**Dataset:**
--

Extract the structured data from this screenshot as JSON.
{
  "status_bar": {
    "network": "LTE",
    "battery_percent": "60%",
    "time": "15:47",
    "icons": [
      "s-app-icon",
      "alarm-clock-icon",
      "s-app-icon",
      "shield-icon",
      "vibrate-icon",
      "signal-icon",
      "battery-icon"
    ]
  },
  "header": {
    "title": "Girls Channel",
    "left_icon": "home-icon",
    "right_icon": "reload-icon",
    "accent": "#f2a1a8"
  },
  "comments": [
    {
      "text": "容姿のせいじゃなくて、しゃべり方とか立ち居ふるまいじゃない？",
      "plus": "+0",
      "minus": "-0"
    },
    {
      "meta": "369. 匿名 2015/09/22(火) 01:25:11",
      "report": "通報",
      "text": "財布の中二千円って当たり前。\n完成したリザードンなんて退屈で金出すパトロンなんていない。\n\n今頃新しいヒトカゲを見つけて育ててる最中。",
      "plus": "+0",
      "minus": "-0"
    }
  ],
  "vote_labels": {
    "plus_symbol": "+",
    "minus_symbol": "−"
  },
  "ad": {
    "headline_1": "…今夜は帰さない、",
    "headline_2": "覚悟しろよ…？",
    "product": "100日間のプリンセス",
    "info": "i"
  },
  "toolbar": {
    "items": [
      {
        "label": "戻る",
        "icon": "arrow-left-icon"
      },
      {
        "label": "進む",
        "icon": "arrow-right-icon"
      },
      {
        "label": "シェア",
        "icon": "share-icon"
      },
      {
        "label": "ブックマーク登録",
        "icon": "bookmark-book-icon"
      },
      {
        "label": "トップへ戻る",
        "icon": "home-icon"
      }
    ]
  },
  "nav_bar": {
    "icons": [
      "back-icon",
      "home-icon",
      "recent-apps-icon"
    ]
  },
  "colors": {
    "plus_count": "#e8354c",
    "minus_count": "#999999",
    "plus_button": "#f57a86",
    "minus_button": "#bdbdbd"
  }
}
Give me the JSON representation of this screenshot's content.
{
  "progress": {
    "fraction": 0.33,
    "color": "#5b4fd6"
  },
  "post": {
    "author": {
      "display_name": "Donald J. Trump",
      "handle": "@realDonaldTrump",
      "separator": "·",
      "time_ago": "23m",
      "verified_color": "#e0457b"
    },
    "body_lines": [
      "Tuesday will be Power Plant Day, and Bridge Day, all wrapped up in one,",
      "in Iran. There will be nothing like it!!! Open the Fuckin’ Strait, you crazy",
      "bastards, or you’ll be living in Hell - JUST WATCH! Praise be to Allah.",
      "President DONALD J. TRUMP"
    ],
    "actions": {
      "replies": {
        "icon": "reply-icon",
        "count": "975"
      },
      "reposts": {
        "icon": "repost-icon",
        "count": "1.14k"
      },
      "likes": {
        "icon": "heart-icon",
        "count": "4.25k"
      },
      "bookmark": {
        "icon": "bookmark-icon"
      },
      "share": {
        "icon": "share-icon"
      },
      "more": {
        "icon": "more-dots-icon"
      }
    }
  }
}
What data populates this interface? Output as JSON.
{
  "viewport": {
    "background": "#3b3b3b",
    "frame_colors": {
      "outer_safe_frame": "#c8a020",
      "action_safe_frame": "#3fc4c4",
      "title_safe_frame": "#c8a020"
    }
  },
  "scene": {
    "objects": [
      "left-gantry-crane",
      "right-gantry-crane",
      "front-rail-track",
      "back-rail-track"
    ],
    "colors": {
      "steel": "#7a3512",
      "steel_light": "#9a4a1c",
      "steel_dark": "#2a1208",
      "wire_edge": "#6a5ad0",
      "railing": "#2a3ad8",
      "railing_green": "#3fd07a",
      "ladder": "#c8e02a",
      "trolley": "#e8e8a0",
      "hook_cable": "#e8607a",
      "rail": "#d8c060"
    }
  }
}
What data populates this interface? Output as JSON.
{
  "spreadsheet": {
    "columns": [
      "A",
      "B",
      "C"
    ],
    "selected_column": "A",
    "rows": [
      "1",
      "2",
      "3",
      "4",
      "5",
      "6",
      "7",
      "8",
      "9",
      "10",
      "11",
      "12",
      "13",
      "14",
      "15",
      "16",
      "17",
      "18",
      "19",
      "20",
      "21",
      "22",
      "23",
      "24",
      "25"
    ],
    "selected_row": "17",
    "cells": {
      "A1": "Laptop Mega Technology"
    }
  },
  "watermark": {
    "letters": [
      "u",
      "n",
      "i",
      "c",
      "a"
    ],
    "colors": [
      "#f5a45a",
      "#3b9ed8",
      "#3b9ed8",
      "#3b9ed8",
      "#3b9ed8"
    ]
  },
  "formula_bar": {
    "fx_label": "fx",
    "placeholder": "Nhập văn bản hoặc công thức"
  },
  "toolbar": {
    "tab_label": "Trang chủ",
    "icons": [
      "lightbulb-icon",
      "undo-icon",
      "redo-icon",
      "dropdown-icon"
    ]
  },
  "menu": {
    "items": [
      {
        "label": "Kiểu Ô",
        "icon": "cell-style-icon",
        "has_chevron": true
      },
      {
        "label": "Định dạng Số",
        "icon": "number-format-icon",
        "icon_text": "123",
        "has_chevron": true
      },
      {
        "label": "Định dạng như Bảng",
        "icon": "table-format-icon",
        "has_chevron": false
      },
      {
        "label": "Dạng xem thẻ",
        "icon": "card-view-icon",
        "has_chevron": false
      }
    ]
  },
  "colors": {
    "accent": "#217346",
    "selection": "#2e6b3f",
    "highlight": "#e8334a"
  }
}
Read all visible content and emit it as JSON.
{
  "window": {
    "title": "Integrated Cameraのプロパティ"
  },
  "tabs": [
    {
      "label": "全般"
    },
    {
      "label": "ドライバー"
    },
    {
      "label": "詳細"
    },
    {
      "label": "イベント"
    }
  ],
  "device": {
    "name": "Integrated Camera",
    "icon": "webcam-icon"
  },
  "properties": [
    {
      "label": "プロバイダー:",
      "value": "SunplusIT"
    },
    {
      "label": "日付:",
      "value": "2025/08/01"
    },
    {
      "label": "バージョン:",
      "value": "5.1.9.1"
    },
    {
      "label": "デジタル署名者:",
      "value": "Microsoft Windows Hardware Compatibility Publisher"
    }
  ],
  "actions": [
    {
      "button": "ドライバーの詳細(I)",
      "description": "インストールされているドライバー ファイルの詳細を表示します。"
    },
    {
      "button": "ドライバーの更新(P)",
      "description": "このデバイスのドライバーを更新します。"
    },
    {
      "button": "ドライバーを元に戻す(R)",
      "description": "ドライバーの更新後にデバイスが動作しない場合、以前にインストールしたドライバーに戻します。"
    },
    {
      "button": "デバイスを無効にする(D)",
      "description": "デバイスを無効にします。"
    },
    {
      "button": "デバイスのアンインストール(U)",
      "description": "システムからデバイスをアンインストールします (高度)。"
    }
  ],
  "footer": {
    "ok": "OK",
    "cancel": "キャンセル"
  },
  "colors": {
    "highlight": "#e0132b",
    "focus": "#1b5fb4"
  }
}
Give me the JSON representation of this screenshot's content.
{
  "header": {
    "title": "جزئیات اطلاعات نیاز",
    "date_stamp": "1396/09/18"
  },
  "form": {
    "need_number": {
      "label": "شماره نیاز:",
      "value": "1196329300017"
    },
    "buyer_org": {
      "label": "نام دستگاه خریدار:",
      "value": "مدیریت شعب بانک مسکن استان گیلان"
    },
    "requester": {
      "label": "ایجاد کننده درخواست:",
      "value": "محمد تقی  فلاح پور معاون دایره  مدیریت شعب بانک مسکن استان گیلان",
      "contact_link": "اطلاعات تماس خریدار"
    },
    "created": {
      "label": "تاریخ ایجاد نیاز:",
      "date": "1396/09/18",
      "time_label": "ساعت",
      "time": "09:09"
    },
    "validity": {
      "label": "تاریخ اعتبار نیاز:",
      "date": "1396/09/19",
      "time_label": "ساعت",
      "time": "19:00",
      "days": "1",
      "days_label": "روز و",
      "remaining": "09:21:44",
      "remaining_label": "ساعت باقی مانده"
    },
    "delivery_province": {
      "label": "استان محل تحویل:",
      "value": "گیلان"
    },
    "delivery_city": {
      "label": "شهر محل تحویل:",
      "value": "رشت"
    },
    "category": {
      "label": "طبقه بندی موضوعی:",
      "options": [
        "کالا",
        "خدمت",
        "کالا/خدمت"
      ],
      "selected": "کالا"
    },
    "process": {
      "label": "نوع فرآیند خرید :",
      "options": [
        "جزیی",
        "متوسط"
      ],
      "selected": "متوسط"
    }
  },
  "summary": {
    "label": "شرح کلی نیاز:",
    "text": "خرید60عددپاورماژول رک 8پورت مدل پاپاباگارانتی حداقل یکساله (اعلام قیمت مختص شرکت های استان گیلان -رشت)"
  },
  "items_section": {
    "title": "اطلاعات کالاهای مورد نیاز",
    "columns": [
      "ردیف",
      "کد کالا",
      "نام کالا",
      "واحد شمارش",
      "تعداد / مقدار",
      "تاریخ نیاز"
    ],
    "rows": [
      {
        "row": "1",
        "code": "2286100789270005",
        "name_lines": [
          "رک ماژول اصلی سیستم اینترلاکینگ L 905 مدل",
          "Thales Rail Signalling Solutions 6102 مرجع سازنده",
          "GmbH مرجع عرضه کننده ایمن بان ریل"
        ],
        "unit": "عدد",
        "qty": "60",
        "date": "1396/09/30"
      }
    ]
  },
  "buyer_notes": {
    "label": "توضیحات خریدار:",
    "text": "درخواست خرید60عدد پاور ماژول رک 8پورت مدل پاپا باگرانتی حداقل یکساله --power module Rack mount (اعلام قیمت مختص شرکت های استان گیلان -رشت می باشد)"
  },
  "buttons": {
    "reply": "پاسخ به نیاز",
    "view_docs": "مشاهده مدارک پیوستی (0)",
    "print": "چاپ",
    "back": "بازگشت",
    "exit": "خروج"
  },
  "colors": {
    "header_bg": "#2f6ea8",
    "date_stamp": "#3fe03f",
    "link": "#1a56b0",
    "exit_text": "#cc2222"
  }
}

--

**To do:** Lines that hold "Định" are the ones to copy; find all of them.

**Solved exercise:**
        "label": "Định dạng Số",
        "label": "Định dạng như Bảng",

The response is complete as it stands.